* **Texte extrait**:
◆ ◆ ◆ ◆ ◆ ◆ ◆

Un père médecin pharmacologue et son fils initié au chamanisme renouent le dialogue
Rencontre•Arthur Laurent et son père, Stéphane Laurent, ont confronté pour « 20 Minutes » deux visions de la médecineEmilie Jehanno
L'essentiel
- A la manière du Moine et du philosophe, Arthur Laurent et son père, Stéphane Laurent, débattent des pratiques de guérison dans Le chamane et le médecin.
- Pour 20 Minutes, ils reviennent sur le chemin de cette conversation.
L’un a été initié au chamanisme au Pérou, l’autre est médecin cardiologue et professeur émérite de pharmacologie à l’université Paris-Cité. Arthur Laurent et son père, Stéphane Laurent, ont confronté pour 20 Minutes deux visions de la médecine. Dans Le Chamane et le médecin, paru en septembre aux éditions Odile Jacob, le père et le fils débattent des pratiques de guérison. Avec en commun leur passion des plantes, ils renouent le dialogue dans la lignée du Moine et du philosophe, écrit par Matthieu Ricard et Jean-François Revel.
Quelles sont les différences entre les deux médecines ? La médecine conventionnelle soigne avec des médicaments, de la chirurgie, etc., et « suit des recommandations, avec chacune leur niveau d’évidence, leur niveau de preuve, rappelle Stéphane Laurent. Ça s’appelle le gold standard de la méthodologie », qui cherche à montrer la preuve statistique de l’efficacité d’un traitement.

◆ ◆ ◆ ◆ ◆ ◆ ◆

* **Questions d'étude**:
[1] Répondez à ces questions sur l'article consacré au chamane et au médecin :
(a) Dans quel pays Arthur Laurent a-t-il été initié au chamanisme ?
(b) Chez quel éditeur Le Chamane et le médecin a-t-il paru ?
(c) Quelle passion le père et le fils ont-ils en commun ?
[2] Poursuivez l'article sur Arthur et Stéphane Laurent à partir de sa dernière phrase.
Les items qui suivent proviennent d'une autre source.

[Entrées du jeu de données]
◆ ◆ ◆ ◆ ◆ ◆ ◆

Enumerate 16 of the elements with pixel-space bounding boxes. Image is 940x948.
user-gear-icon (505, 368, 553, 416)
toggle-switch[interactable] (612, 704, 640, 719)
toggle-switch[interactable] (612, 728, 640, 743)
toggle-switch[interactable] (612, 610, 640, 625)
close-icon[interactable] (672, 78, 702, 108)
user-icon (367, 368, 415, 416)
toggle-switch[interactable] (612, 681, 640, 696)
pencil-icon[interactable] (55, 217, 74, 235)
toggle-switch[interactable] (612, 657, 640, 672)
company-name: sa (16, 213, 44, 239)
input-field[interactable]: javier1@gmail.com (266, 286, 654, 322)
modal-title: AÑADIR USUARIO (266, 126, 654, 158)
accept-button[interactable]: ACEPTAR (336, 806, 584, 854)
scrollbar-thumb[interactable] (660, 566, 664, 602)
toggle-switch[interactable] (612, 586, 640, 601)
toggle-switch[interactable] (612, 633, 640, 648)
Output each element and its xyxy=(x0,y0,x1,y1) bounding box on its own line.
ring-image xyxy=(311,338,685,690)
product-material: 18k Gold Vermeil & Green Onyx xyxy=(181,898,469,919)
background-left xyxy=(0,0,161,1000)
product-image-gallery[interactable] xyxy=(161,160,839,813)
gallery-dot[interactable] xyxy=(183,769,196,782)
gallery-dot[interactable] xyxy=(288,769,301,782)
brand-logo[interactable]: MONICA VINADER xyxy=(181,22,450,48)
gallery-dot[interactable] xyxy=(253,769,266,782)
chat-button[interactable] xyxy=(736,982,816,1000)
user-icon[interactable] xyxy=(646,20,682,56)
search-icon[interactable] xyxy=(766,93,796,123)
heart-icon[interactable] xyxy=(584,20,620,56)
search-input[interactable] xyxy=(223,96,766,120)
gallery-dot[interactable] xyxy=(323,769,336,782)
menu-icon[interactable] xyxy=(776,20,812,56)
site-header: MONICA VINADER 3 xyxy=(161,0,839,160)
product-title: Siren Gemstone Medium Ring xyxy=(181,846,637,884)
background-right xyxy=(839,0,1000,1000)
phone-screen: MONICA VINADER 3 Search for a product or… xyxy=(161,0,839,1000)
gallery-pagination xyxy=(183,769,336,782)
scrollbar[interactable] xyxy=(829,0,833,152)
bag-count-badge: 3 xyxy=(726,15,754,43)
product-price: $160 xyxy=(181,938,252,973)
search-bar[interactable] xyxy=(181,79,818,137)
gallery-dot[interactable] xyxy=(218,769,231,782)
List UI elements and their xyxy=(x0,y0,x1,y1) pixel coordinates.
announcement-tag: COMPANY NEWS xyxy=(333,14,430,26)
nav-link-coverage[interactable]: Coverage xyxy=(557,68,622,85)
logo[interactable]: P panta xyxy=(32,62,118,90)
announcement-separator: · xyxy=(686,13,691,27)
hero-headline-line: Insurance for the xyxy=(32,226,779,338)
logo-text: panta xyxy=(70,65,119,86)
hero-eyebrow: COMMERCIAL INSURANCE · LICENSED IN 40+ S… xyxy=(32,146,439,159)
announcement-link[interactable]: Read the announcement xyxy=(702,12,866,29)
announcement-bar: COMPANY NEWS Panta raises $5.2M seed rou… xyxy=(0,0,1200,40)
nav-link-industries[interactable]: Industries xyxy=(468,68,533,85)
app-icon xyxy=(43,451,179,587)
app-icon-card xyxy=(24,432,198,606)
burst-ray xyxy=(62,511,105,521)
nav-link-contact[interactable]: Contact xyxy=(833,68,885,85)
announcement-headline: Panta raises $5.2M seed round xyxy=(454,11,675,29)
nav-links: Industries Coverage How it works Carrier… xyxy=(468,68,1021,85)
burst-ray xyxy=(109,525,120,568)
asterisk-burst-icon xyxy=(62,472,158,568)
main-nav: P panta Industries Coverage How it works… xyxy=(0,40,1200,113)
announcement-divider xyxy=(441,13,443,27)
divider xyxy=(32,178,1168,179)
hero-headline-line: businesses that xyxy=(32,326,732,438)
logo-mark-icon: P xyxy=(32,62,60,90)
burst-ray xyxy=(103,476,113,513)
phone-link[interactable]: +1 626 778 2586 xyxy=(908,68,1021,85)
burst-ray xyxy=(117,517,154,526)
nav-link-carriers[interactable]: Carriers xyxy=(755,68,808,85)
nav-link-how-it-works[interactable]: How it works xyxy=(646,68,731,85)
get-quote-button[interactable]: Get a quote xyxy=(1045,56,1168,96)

◆ ◆ ◆ ◆ ◆ ◆ ◆

* **Réponses rédigées**:
[1]
(a) Au Pérou.
(b) Aux éditions Odile Jacob.
(c) La passion des plantes.

[2]
La médecine traditionnelle se situe d’abord dans un lieu, la forêt amazonienne, souligne Arthur Laurent, et sur une période plus ou moins longue, soigne par les plantes, ce qu’il appelle « l’esprit des plantes ». Le docteur en sciences sociales étudie depuis quinze ans à la médecine chamanique auprès des Shipibo, un peuple autochtone d’Amazonie, mais il a aussi participé à une cérémonie chamanique au Mexique.
L’ayahuasca, interdit en France depuis 2005
Au cœur des pratiques chamaniques, il y a la prise de l’ayahuasca, un breuvage à base d’une liane, considéré comme une drogue et interdit en France depuis 2005 en raison des risques de neurotoxicité et d’addiction. Dans la médecine chamanique, ce n’est pas un médicament comme on pourrait le penser un peu vite, le breuvage fait entrer le chaman dans un état modifié de conscience et, avec les chants créés lors de la cérémonie, permet « d’obtenir des informations précises de diagnostic de la maladie du patient », détaille Arthur Laurent.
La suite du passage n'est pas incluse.